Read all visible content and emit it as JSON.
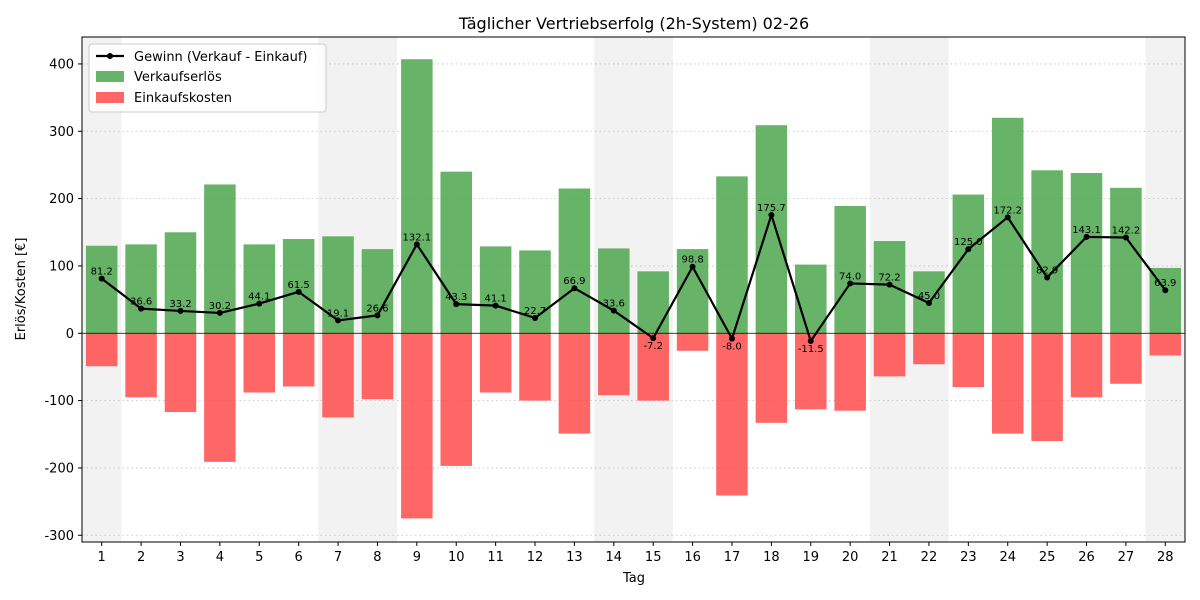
{
  "chart_data": {
    "type": "bar",
    "title": "Täglicher Vertriebserfolg (2h-System) 02-26",
    "xlabel": "Tag",
    "ylabel": "Erlös/Kosten [€]",
    "ylim": [
      -310,
      440
    ],
    "yticks": [
      -300,
      -200,
      -100,
      0,
      100,
      200,
      300,
      400
    ],
    "grid": "horizontal dotted",
    "legend_position": "top-left",
    "shaded_days": [
      1,
      7,
      8,
      14,
      15,
      21,
      22,
      28
    ],
    "categories": [
      "1",
      "2",
      "3",
      "4",
      "5",
      "6",
      "7",
      "8",
      "9",
      "10",
      "11",
      "12",
      "13",
      "14",
      "15",
      "16",
      "17",
      "18",
      "19",
      "20",
      "21",
      "22",
      "23",
      "24",
      "25",
      "26",
      "27",
      "28"
    ],
    "series": [
      {
        "name": "Verkaufserlös",
        "kind": "bar",
        "color": "#4ca64c",
        "values": [
          130,
          132,
          150,
          221,
          132,
          140,
          144,
          125,
          407,
          240,
          129,
          123,
          215,
          126,
          92,
          125,
          233,
          309,
          102,
          189,
          137,
          92,
          206,
          320,
          242,
          238,
          216,
          97
        ]
      },
      {
        "name": "Einkaufskosten",
        "kind": "bar",
        "color": "#ff4c4c",
        "values": [
          -49,
          -95,
          -117,
          -191,
          -88,
          -79,
          -125,
          -98,
          -275,
          -197,
          -88,
          -100,
          -149,
          -92,
          -100,
          -26,
          -241,
          -133,
          -113,
          -115,
          -64,
          -46,
          -80,
          -149,
          -160,
          -95,
          -75,
          -33
        ]
      },
      {
        "name": "Gewinn (Verkauf - Einkauf)",
        "kind": "line",
        "color": "#000000",
        "values": [
          81.2,
          36.6,
          33.2,
          30.2,
          44.1,
          61.5,
          19.1,
          26.6,
          132.1,
          43.3,
          41.1,
          22.7,
          66.9,
          33.6,
          -7.2,
          98.8,
          -8.0,
          175.7,
          -11.5,
          74.0,
          72.2,
          45.0,
          125.0,
          172.2,
          82.9,
          143.1,
          142.2,
          63.9
        ],
        "labels": [
          "81.2",
          "36.6",
          "33.2",
          "30.2",
          "44.1",
          "61.5",
          "19.1",
          "26.6",
          "132.1",
          "43.3",
          "41.1",
          "22.7",
          "66.9",
          "33.6",
          "-7.2",
          "98.8",
          "-8.0",
          "175.7",
          "-11.5",
          "74.0",
          "72.2",
          "45.0",
          "125.0",
          "172.2",
          "82.9",
          "143.1",
          "142.2",
          "63.9"
        ]
      }
    ]
  }
}
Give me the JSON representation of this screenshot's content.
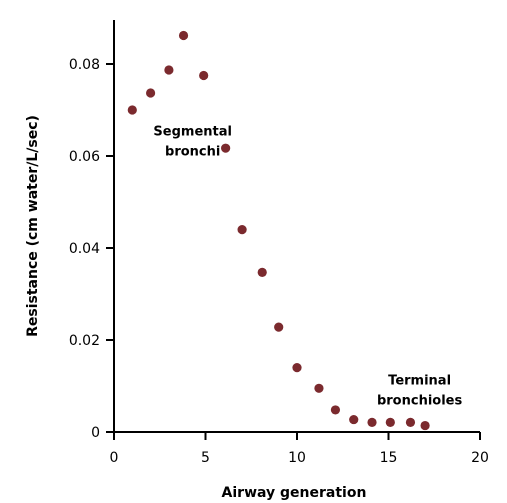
{
  "chart_data": {
    "type": "scatter",
    "title": "",
    "xlabel": "Airway generation",
    "ylabel": "Resistance (cm water/L/sec)",
    "xlim": [
      0,
      20
    ],
    "ylim": [
      0,
      0.09
    ],
    "xticks": [
      0,
      5,
      10,
      15,
      20
    ],
    "xtick_labels": [
      "0",
      "5",
      "10",
      "15",
      "20"
    ],
    "yticks": [
      0,
      0.02,
      0.04,
      0.06,
      0.08
    ],
    "ytick_labels": [
      "0",
      "0.02",
      "0.04",
      "0.06",
      "0.08"
    ],
    "grid": false,
    "legend": "none",
    "marker_color": "#7b2a2e",
    "series": [
      {
        "x": [
          1,
          2,
          3,
          3.8,
          4.9,
          6.1,
          7,
          8.1,
          9,
          10,
          11.2,
          12.1,
          13.1,
          14.1,
          15.1,
          16.2,
          17
        ],
        "y": [
          0.07,
          0.0737,
          0.0787,
          0.0862,
          0.0775,
          0.0617,
          0.044,
          0.0347,
          0.0228,
          0.014,
          0.0095,
          0.0048,
          0.0027,
          0.0021,
          0.0021,
          0.0021,
          0.0014
        ]
      }
    ],
    "annotations": [
      {
        "lines": [
          "Segmental",
          "bronchi"
        ],
        "x": 4.3,
        "y": 0.0645
      },
      {
        "lines": [
          "Terminal",
          "bronchioles"
        ],
        "x": 16.7,
        "y": 0.0103
      }
    ]
  }
}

_____

▶ **Stated goal**
Return the listing above word for word, with the pictures removed.

▶ **Solution for this problem**
Read all visible content and emit it as JSON.
{
  "chart_data": {
    "type": "bar",
    "title": "Täglicher Vertriebserfolg (2h-System) 02-26",
    "xlabel": "Tag",
    "ylabel": "Erlös/Kosten [€]",
    "ylim": [
      -310,
      440
    ],
    "yticks": [
      -300,
      -200,
      -100,
      0,
      100,
      200,
      300,
      400
    ],
    "grid": "horizontal dotted",
    "legend_position": "top-left",
    "shaded_days": [
      1,
      7,
      8,
      14,
      15,
      21,
      22,
      28
    ],
    "categories": [
      "1",
      "2",
      "3",
      "4",
      "5",
      "6",
      "7",
      "8",
      "9",
      "10",
      "11",
      "12",
      "13",
      "14",
      "15",
      "16",
      "17",
      "18",
      "19",
      "20",
      "21",
      "22",
      "23",
      "24",
      "25",
      "26",
      "27",
      "28"
    ],
    "series": [
      {
        "name": "Verkaufserlös",
        "kind": "bar",
        "color": "#4ca64c",
        "values": [
          130,
          132,
          150,
          221,
          132,
          140,
          144,
          125,
          407,
          240,
          129,
          123,
          215,
          126,
          92,
          125,
          233,
          309,
          102,
          189,
          137,
          92,
          206,
          320,
          242,
          238,
          216,
          97
        ]
      },
      {
        "name": "Einkaufskosten",
        "kind": "bar",
        "color": "#ff4c4c",
        "values": [
          -49,
          -95,
          -117,
          -191,
          -88,
          -79,
          -125,
          -98,
          -275,
          -197,
          -88,
          -100,
          -149,
          -92,
          -100,
          -26,
          -241,
          -133,
          -113,
          -115,
          -64,
          -46,
          -80,
          -149,
          -160,
          -95,
          -75,
          -33
        ]
      },
      {
        "name": "Gewinn (Verkauf - Einkauf)",
        "kind": "line",
        "color": "#000000",
        "values": [
          81.2,
          36.6,
          33.2,
          30.2,
          44.1,
          61.5,
          19.1,
          26.6,
          132.1,
          43.3,
          41.1,
          22.7,
          66.9,
          33.6,
          -7.2,
          98.8,
          -8.0,
          175.7,
          -11.5,
          74.0,
          72.2,
          45.0,
          125.0,
          172.2,
          82.9,
          143.1,
          142.2,
          63.9
        ],
        "labels": [
          "81.2",
          "36.6",
          "33.2",
          "30.2",
          "44.1",
          "61.5",
          "19.1",
          "26.6",
          "132.1",
          "43.3",
          "41.1",
          "22.7",
          "66.9",
          "33.6",
          "-7.2",
          "98.8",
          "-8.0",
          "175.7",
          "-11.5",
          "74.0",
          "72.2",
          "45.0",
          "125.0",
          "172.2",
          "82.9",
          "143.1",
          "142.2",
          "63.9"
        ]
      }
    ]
  }
}
Give me the JSON representation of this screenshot's content.
{
  "chart_data": {
    "type": "scatter",
    "title": "",
    "xlabel": "Airway generation",
    "ylabel": "Resistance (cm water/L/sec)",
    "xlim": [
      0,
      20
    ],
    "ylim": [
      0,
      0.09
    ],
    "xticks": [
      0,
      5,
      10,
      15,
      20
    ],
    "xtick_labels": [
      "0",
      "5",
      "10",
      "15",
      "20"
    ],
    "yticks": [
      0,
      0.02,
      0.04,
      0.06,
      0.08
    ],
    "ytick_labels": [
      "0",
      "0.02",
      "0.04",
      "0.06",
      "0.08"
    ],
    "grid": false,
    "legend": "none",
    "marker_color": "#7b2a2e",
    "series": [
      {
        "x": [
          1,
          2,
          3,
          3.8,
          4.9,
          6.1,
          7,
          8.1,
          9,
          10,
          11.2,
          12.1,
          13.1,
          14.1,
          15.1,
          16.2,
          17
        ],
        "y": [
          0.07,
          0.0737,
          0.0787,
          0.0862,
          0.0775,
          0.0617,
          0.044,
          0.0347,
          0.0228,
          0.014,
          0.0095,
          0.0048,
          0.0027,
          0.0021,
          0.0021,
          0.0021,
          0.0014
        ]
      }
    ],
    "annotations": [
      {
        "lines": [
          "Segmental",
          "bronchi"
        ],
        "x": 4.3,
        "y": 0.0645
      },
      {
        "lines": [
          "Terminal",
          "bronchioles"
        ],
        "x": 16.7,
        "y": 0.0103
      }
    ]
  }
}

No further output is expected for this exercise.